▶ [What the task asks]: Identify all lines in the listing that include the word "name", and copy them out.

▶ [Entries supplied]:
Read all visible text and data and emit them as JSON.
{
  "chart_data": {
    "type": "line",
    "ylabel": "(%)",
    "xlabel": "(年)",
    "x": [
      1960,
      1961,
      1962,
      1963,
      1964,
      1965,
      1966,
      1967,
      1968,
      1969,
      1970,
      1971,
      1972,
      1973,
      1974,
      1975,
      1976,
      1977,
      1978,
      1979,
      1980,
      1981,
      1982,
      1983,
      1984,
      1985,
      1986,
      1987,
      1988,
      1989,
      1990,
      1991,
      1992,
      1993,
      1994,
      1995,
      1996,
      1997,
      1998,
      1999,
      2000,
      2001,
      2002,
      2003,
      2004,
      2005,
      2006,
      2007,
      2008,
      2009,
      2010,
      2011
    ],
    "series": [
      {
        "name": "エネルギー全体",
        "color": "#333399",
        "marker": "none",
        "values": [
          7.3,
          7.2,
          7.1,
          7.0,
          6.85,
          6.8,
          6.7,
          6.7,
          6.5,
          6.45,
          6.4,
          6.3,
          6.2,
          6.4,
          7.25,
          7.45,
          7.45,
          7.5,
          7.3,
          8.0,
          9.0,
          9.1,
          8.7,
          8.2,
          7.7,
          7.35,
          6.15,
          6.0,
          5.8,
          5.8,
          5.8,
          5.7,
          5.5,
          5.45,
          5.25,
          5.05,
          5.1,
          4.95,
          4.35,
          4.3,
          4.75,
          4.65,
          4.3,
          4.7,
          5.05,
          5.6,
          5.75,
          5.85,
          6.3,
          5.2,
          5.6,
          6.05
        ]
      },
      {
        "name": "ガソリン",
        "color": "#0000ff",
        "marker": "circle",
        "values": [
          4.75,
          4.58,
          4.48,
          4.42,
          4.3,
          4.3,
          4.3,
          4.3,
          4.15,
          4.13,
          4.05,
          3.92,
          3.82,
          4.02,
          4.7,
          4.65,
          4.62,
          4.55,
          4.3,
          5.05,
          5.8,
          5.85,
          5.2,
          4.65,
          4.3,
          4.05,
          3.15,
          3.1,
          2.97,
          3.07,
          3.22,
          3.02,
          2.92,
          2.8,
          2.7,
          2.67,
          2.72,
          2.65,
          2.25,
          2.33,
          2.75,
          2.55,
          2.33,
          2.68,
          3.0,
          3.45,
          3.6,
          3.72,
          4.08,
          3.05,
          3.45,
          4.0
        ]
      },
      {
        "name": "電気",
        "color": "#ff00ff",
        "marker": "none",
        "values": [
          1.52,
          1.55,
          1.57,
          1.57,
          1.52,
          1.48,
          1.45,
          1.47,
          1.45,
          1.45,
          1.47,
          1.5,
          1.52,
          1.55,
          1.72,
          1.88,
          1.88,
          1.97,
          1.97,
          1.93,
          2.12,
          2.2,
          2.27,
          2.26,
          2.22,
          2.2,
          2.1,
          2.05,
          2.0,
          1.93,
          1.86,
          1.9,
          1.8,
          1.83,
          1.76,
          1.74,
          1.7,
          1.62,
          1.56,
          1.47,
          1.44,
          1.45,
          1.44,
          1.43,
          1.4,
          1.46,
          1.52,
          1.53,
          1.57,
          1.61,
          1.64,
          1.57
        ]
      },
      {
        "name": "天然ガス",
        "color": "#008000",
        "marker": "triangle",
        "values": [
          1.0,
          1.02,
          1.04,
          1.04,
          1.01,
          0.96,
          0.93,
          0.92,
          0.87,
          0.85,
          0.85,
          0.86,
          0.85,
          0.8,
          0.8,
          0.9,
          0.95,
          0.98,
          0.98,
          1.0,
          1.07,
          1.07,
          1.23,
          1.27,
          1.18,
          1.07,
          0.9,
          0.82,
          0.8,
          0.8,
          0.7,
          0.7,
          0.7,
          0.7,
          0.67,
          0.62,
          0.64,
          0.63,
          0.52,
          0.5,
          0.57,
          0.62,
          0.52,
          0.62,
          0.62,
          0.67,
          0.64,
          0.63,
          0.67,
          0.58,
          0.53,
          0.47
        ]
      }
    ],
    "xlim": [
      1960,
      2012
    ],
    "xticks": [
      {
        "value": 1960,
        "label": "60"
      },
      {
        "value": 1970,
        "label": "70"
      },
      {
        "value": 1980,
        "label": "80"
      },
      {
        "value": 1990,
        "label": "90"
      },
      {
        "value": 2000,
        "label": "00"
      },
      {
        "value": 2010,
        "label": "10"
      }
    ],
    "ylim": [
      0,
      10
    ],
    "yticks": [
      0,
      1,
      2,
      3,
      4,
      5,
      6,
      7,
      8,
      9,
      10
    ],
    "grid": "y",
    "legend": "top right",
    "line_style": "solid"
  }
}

▶ [Problem solution]:
        "name": "エネルギー全体",
        "name": "ガソリン",
        "name": "電気",
        "name": "天然ガス",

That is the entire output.